'''

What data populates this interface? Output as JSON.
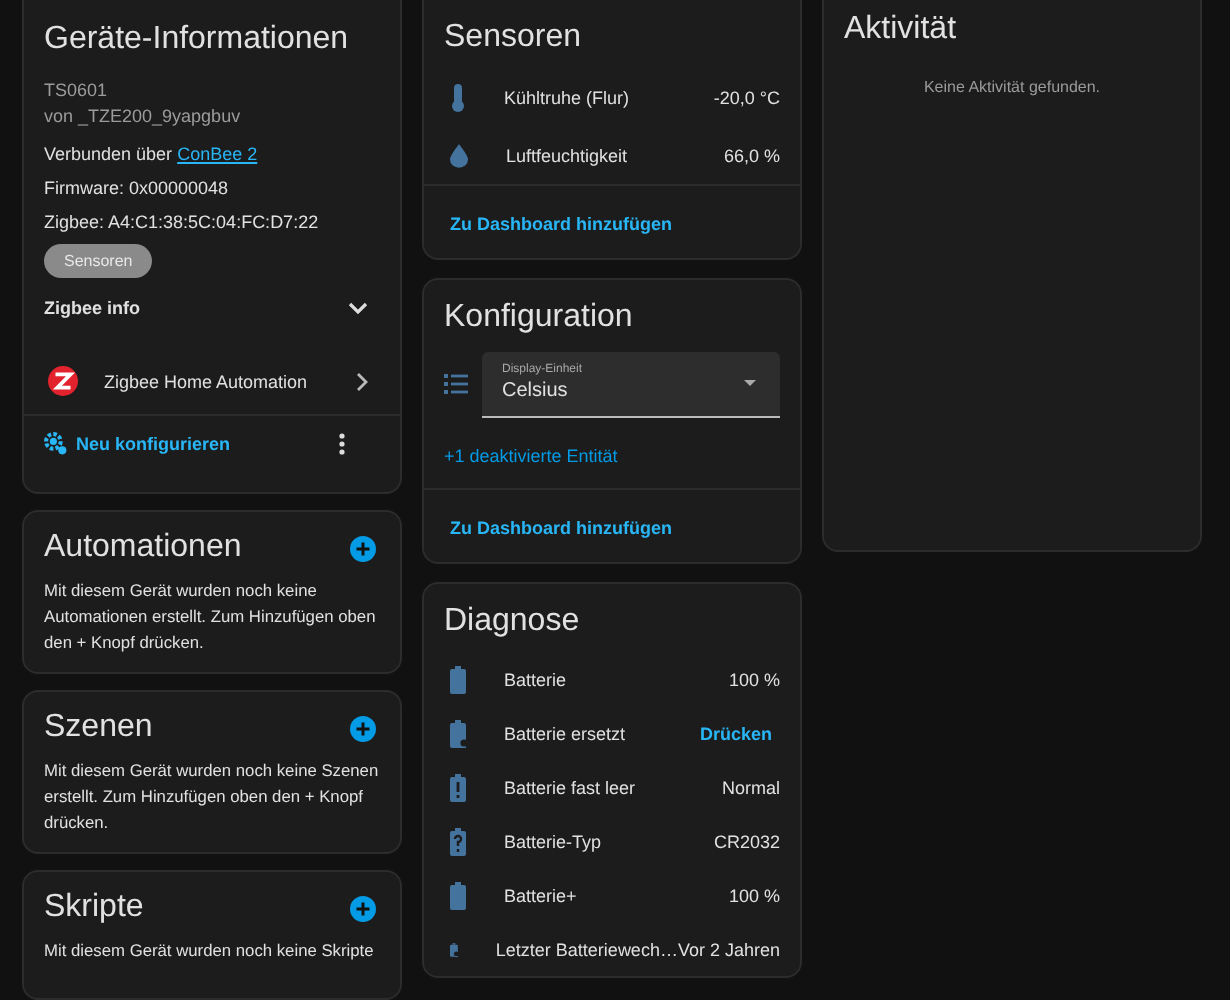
{
  "device_info": {
    "title": "Geräte-Informationen",
    "model": "TS0601",
    "manufacturer": "von _TZE200_9yapgbuv",
    "connected_label": "Verbunden über",
    "connected_link": "ConBee 2",
    "firmware": "Firmware: 0x00000048",
    "zigbee": "Zigbee: A4:C1:38:5C:04:FC:D7:22",
    "area_chip": "Sensoren",
    "zigbee_info": {
      "label": "Zigbee info",
      "expanded": false
    },
    "integration": "Zigbee Home Automation",
    "reconfigure": "Neu konfigurieren"
  },
  "automations": {
    "title": "Automationen",
    "text": "Mit diesem Gerät wurden noch keine Automationen erstellt. Zum Hinzufügen oben den + Knopf drücken."
  },
  "scenes": {
    "title": "Szenen",
    "text": "Mit diesem Gerät wurden noch keine Szenen erstellt. Zum Hinzufügen oben den + Knopf drücken."
  },
  "scripts": {
    "title": "Skripte",
    "text": "Mit diesem Gerät wurden noch keine Skripte"
  },
  "sensors": {
    "title": "Sensoren",
    "rows": [
      {
        "kind": "thermometer",
        "name": "Kühltruhe (Flur)",
        "value": "-20,0 °C"
      },
      {
        "kind": "humidity",
        "name": "Luftfeuchtigkeit",
        "value": "66,0 %"
      }
    ],
    "add_link": "Zu Dashboard hinzufügen"
  },
  "configuration": {
    "title": "Konfiguration",
    "select_label": "Display-Einheit",
    "select_value": "Celsius",
    "disabled_entities": "+1 deaktivierte Entität",
    "add_link": "Zu Dashboard hinzufügen"
  },
  "diagnostics": {
    "title": "Diagnose",
    "rows": [
      {
        "kind": "battery",
        "name": "Batterie",
        "value": "100 %"
      },
      {
        "kind": "battery-sync",
        "name": "Batterie ersetzt",
        "button": "Drücken"
      },
      {
        "kind": "battery-alert",
        "name": "Batterie fast leer",
        "value": "Normal"
      },
      {
        "kind": "battery-question",
        "name": "Batterie-Typ",
        "value": "CR2032"
      },
      {
        "kind": "battery",
        "name": "Batterie+",
        "value": "100 %"
      },
      {
        "kind": "battery-clock",
        "name": "Letzter Batteriewech…",
        "value": "Vor 2 Jahren"
      }
    ]
  },
  "activity": {
    "title": "Aktivität",
    "empty": "Keine Aktivität gefunden."
  }
}
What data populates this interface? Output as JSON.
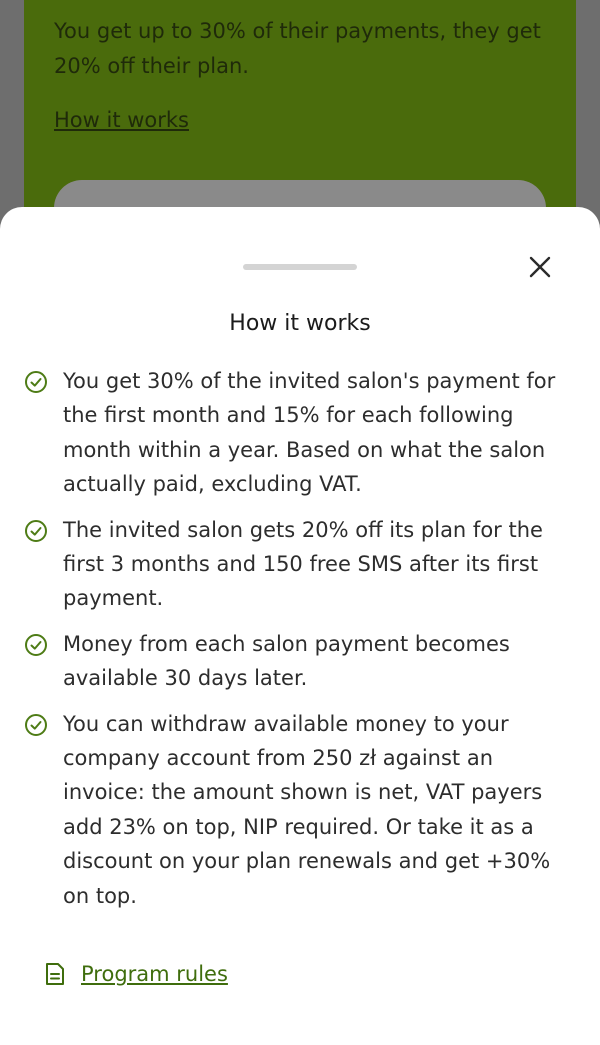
{
  "background": {
    "card_text": "You get up to 30% of their payments, they get 20% off their plan.",
    "link_label": "How it works"
  },
  "sheet": {
    "title": "How it works",
    "items": [
      {
        "text": "You get 30% of the invited salon's payment for the first month and 15% for each following month within a year. Based on what the salon actually paid, excluding VAT."
      },
      {
        "text": "The invited salon gets 20% off its plan for the first 3 months and 150 free SMS after its first payment."
      },
      {
        "text": "Money from each salon payment becomes available 30 days later."
      },
      {
        "text": "You can withdraw available money to your company account from 250 zł against an invoice: the amount shown is net, VAT payers add 23% on top, NIP required. Or take it as a discount on your plan renewals and get +30% on top."
      }
    ],
    "rules_link": "Program rules"
  },
  "colors": {
    "accent": "#3f6d0d",
    "check": "#4e7c16",
    "brand_green": "#5a8a0f"
  },
  "icons": {
    "close": "close-icon",
    "check": "check-circle-icon",
    "document": "document-icon"
  }
}
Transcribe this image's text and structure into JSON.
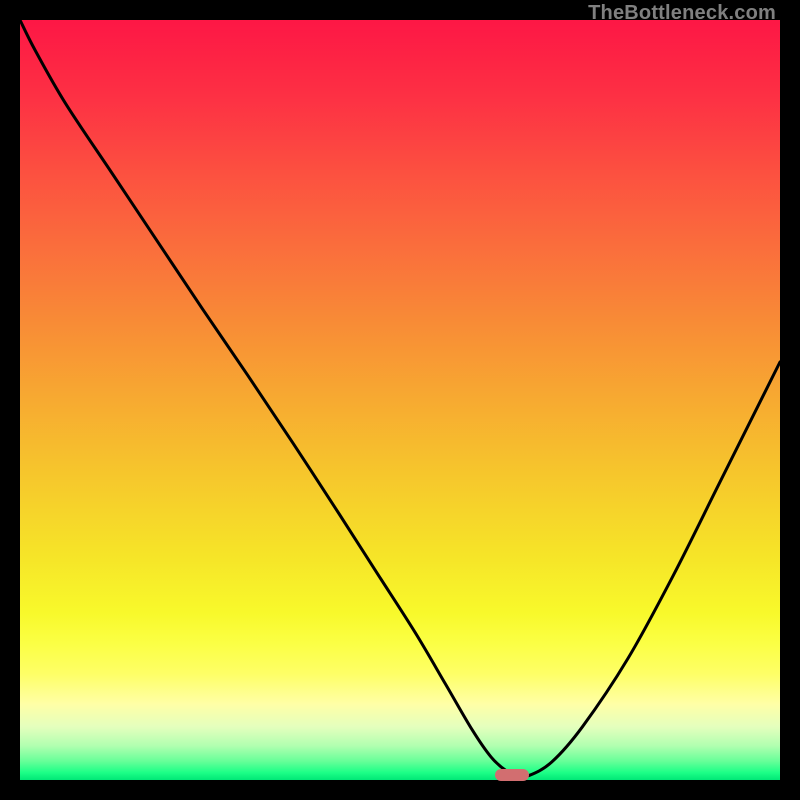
{
  "credit": "TheBottleneck.com",
  "colors": {
    "page_bg": "#000000",
    "credit_text": "#808080",
    "curve_stroke": "#000000",
    "trough_fill": "#d26e70",
    "gradient_stops": [
      {
        "pos": 0.0,
        "color": "#fd1745"
      },
      {
        "pos": 0.1,
        "color": "#fd3044"
      },
      {
        "pos": 0.2,
        "color": "#fc5040"
      },
      {
        "pos": 0.3,
        "color": "#fa6e3c"
      },
      {
        "pos": 0.4,
        "color": "#f88c36"
      },
      {
        "pos": 0.5,
        "color": "#f7aa31"
      },
      {
        "pos": 0.6,
        "color": "#f6c72c"
      },
      {
        "pos": 0.7,
        "color": "#f6e328"
      },
      {
        "pos": 0.78,
        "color": "#f8f92b"
      },
      {
        "pos": 0.82,
        "color": "#fbff44"
      },
      {
        "pos": 0.86,
        "color": "#feff66"
      },
      {
        "pos": 0.9,
        "color": "#ffffa6"
      },
      {
        "pos": 0.93,
        "color": "#e4ffbd"
      },
      {
        "pos": 0.955,
        "color": "#b1ffb0"
      },
      {
        "pos": 0.975,
        "color": "#68ff99"
      },
      {
        "pos": 0.99,
        "color": "#1dff87"
      },
      {
        "pos": 1.0,
        "color": "#00e777"
      }
    ]
  },
  "chart_data": {
    "type": "line",
    "title": "",
    "xlabel": "",
    "ylabel": "",
    "xlim": [
      0,
      100
    ],
    "ylim": [
      0,
      100
    ],
    "grid": false,
    "legend": false,
    "series": [
      {
        "name": "bottleneck-curve",
        "x": [
          0,
          2,
          6,
          12,
          18,
          24,
          30,
          36,
          42,
          47,
          52,
          56,
          59.5,
          62,
          64,
          65.5,
          67,
          70,
          74,
          80,
          86,
          92,
          98,
          100
        ],
        "values": [
          100,
          96,
          89,
          80,
          71,
          62,
          53.2,
          44.2,
          35,
          27.2,
          19.4,
          12.6,
          6.6,
          3.0,
          1.2,
          0.6,
          0.6,
          2.4,
          7.0,
          16,
          27,
          39,
          51,
          55
        ]
      }
    ],
    "trough_marker": {
      "x_start": 62.5,
      "x_end": 67,
      "y": 0.6
    }
  }
}
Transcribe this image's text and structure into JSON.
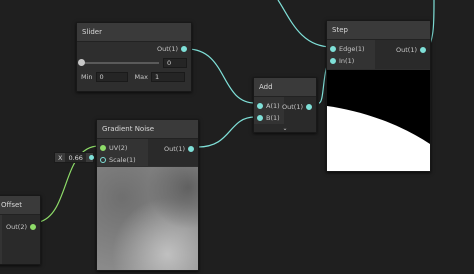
{
  "nodes": {
    "slider": {
      "title": "Slider",
      "out_label": "Out(1)",
      "value": "0",
      "min_label": "Min",
      "min_value": "0",
      "max_label": "Max",
      "max_value": "1",
      "handle_fraction": 0
    },
    "add": {
      "title": "Add",
      "in_a": "A(1)",
      "in_b": "B(1)",
      "out_label": "Out(1)",
      "expand": "⌄"
    },
    "step": {
      "title": "Step",
      "in_edge": "Edge(1)",
      "in_in": "In(1)",
      "out_label": "Out(1)"
    },
    "noise": {
      "title": "Gradient Noise",
      "in_uv": "UV(2)",
      "in_scale": "Scale(1)",
      "out_label": "Out(1)"
    },
    "offset": {
      "title": "Offset",
      "out_label": "Out(2)"
    }
  },
  "scale_input": {
    "axis": "X",
    "value": "0.66"
  },
  "colors": {
    "wire": "#7fe0d8",
    "port": "#7fe0d8",
    "uv_port": "#8edc69",
    "background": "#1f1f1f"
  }
}
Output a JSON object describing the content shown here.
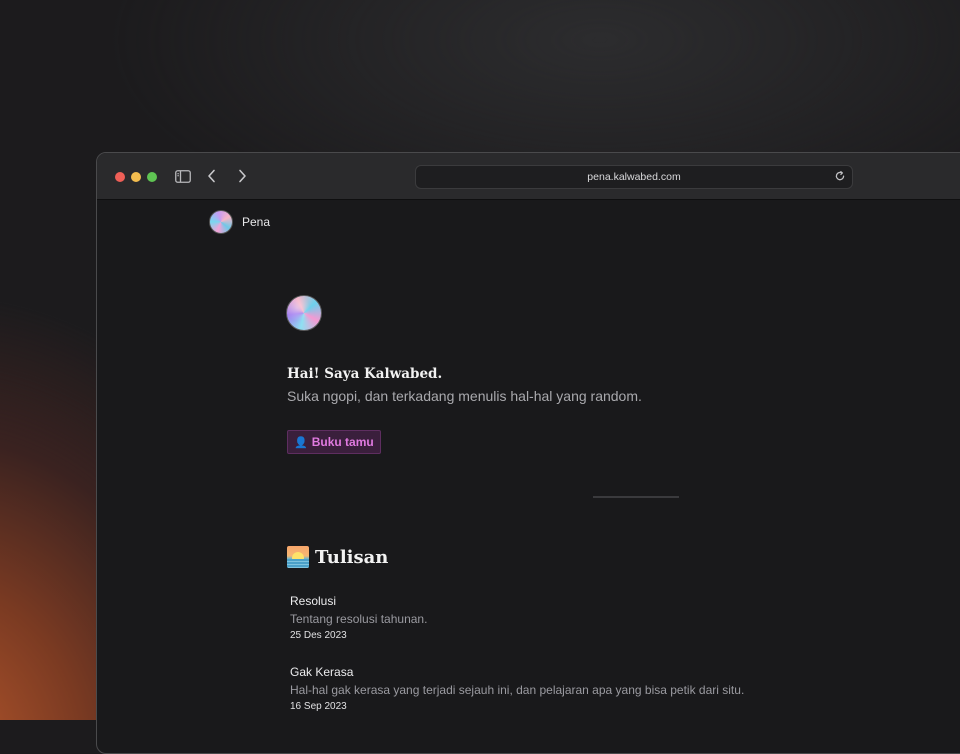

'''

Short exercise:
All of the lines above should be retyped precisely, apart from the pictures.

Written solution:
What data populates this interface? Output as JSON.
{
  "device_info": {
    "title": "Geräte-Informationen",
    "model": "TS0601",
    "manufacturer": "von _TZE200_9yapgbuv",
    "connected_label": "Verbunden über",
    "connected_link": "ConBee 2",
    "firmware": "Firmware: 0x00000048",
    "zigbee": "Zigbee: A4:C1:38:5C:04:FC:D7:22",
    "area_chip": "Sensoren",
    "zigbee_info": {
      "label": "Zigbee info",
      "expanded": false
    },
    "integration": "Zigbee Home Automation",
    "reconfigure": "Neu konfigurieren"
  },
  "automations": {
    "title": "Automationen",
    "text": "Mit diesem Gerät wurden noch keine Automationen erstellt. Zum Hinzufügen oben den + Knopf drücken."
  },
  "scenes": {
    "title": "Szenen",
    "text": "Mit diesem Gerät wurden noch keine Szenen erstellt. Zum Hinzufügen oben den + Knopf drücken."
  },
  "scripts": {
    "title": "Skripte",
    "text": "Mit diesem Gerät wurden noch keine Skripte"
  },
  "sensors": {
    "title": "Sensoren",
    "rows": [
      {
        "kind": "thermometer",
        "name": "Kühltruhe (Flur)",
        "value": "-20,0 °C"
      },
      {
        "kind": "humidity",
        "name": "Luftfeuchtigkeit",
        "value": "66,0 %"
      }
    ],
    "add_link": "Zu Dashboard hinzufügen"
  },
  "configuration": {
    "title": "Konfiguration",
    "select_label": "Display-Einheit",
    "select_value": "Celsius",
    "disabled_entities": "+1 deaktivierte Entität",
    "add_link": "Zu Dashboard hinzufügen"
  },
  "diagnostics": {
    "title": "Diagnose",
    "rows": [
      {
        "kind": "battery",
        "name": "Batterie",
        "value": "100 %"
      },
      {
        "kind": "battery-sync",
        "name": "Batterie ersetzt",
        "button": "Drücken"
      },
      {
        "kind": "battery-alert",
        "name": "Batterie fast leer",
        "value": "Normal"
      },
      {
        "kind": "battery-question",
        "name": "Batterie-Typ",
        "value": "CR2032"
      },
      {
        "kind": "battery",
        "name": "Batterie+",
        "value": "100 %"
      },
      {
        "kind": "battery-clock",
        "name": "Letzter Batteriewech…",
        "value": "Vor 2 Jahren"
      }
    ]
  },
  "activity": {
    "title": "Aktivität",
    "empty": "Keine Aktivität gefunden."
  }
}
What data populates this interface? Output as JSON.
{
  "background": {
    "card_text": "You get up to 30% of their payments, they get 20% off their plan.",
    "link_label": "How it works"
  },
  "sheet": {
    "title": "How it works",
    "items": [
      {
        "text": "You get 30% of the invited salon's payment for the first month and 15% for each following month within a year. Based on what the salon actually paid, excluding VAT."
      },
      {
        "text": "The invited salon gets 20% off its plan for the first 3 months and 150 free SMS after its first payment."
      },
      {
        "text": "Money from each salon payment becomes available 30 days later."
      },
      {
        "text": "You can withdraw available money to your company account from 250 zł against an invoice: the amount shown is net, VAT payers add 23% on top, NIP required. Or take it as a discount on your plan renewals and get +30% on top."
      }
    ],
    "rules_link": "Program rules"
  },
  "colors": {
    "accent": "#3f6d0d",
    "check": "#4e7c16",
    "brand_green": "#5a8a0f"
  },
  "icons": {
    "close": "close-icon",
    "check": "check-circle-icon",
    "document": "document-icon"
  }
}
Transcribe this image's text and structure into JSON.
{
  "credit": "TheBottleneck.com",
  "colors": {
    "page_bg": "#000000",
    "credit_text": "#808080",
    "curve_stroke": "#000000",
    "trough_fill": "#d26e70",
    "gradient_stops": [
      {
        "pos": 0.0,
        "color": "#fd1745"
      },
      {
        "pos": 0.1,
        "color": "#fd3044"
      },
      {
        "pos": 0.2,
        "color": "#fc5040"
      },
      {
        "pos": 0.3,
        "color": "#fa6e3c"
      },
      {
        "pos": 0.4,
        "color": "#f88c36"
      },
      {
        "pos": 0.5,
        "color": "#f7aa31"
      },
      {
        "pos": 0.6,
        "color": "#f6c72c"
      },
      {
        "pos": 0.7,
        "color": "#f6e328"
      },
      {
        "pos": 0.78,
        "color": "#f8f92b"
      },
      {
        "pos": 0.82,
        "color": "#fbff44"
      },
      {
        "pos": 0.86,
        "color": "#feff66"
      },
      {
        "pos": 0.9,
        "color": "#ffffa6"
      },
      {
        "pos": 0.93,
        "color": "#e4ffbd"
      },
      {
        "pos": 0.955,
        "color": "#b1ffb0"
      },
      {
        "pos": 0.975,
        "color": "#68ff99"
      },
      {
        "pos": 0.99,
        "color": "#1dff87"
      },
      {
        "pos": 1.0,
        "color": "#00e777"
      }
    ]
  },
  "chart_data": {
    "type": "line",
    "title": "",
    "xlabel": "",
    "ylabel": "",
    "xlim": [
      0,
      100
    ],
    "ylim": [
      0,
      100
    ],
    "grid": false,
    "legend": false,
    "series": [
      {
        "name": "bottleneck-curve",
        "x": [
          0,
          2,
          6,
          12,
          18,
          24,
          30,
          36,
          42,
          47,
          52,
          56,
          59.5,
          62,
          64,
          65.5,
          67,
          70,
          74,
          80,
          86,
          92,
          98,
          100
        ],
        "values": [
          100,
          96,
          89,
          80,
          71,
          62,
          53.2,
          44.2,
          35,
          27.2,
          19.4,
          12.6,
          6.6,
          3.0,
          1.2,
          0.6,
          0.6,
          2.4,
          7.0,
          16,
          27,
          39,
          51,
          55
        ]
      }
    ],
    "trough_marker": {
      "x_start": 62.5,
      "x_end": 67,
      "y": 0.6
    }
  }
}
Transcribe this image's text and structure into JSON.
{
  "nodes": {
    "slider": {
      "title": "Slider",
      "out_label": "Out(1)",
      "value": "0",
      "min_label": "Min",
      "min_value": "0",
      "max_label": "Max",
      "max_value": "1",
      "handle_fraction": 0
    },
    "add": {
      "title": "Add",
      "in_a": "A(1)",
      "in_b": "B(1)",
      "out_label": "Out(1)",
      "expand": "⌄"
    },
    "step": {
      "title": "Step",
      "in_edge": "Edge(1)",
      "in_in": "In(1)",
      "out_label": "Out(1)"
    },
    "noise": {
      "title": "Gradient Noise",
      "in_uv": "UV(2)",
      "in_scale": "Scale(1)",
      "out_label": "Out(1)"
    },
    "offset": {
      "title": "Offset",
      "out_label": "Out(2)"
    }
  },
  "scale_input": {
    "axis": "X",
    "value": "0.66"
  },
  "colors": {
    "wire": "#7fe0d8",
    "port": "#7fe0d8",
    "uv_port": "#8edc69",
    "background": "#1f1f1f"
  }
}
Output a JSON object describing the content shown here.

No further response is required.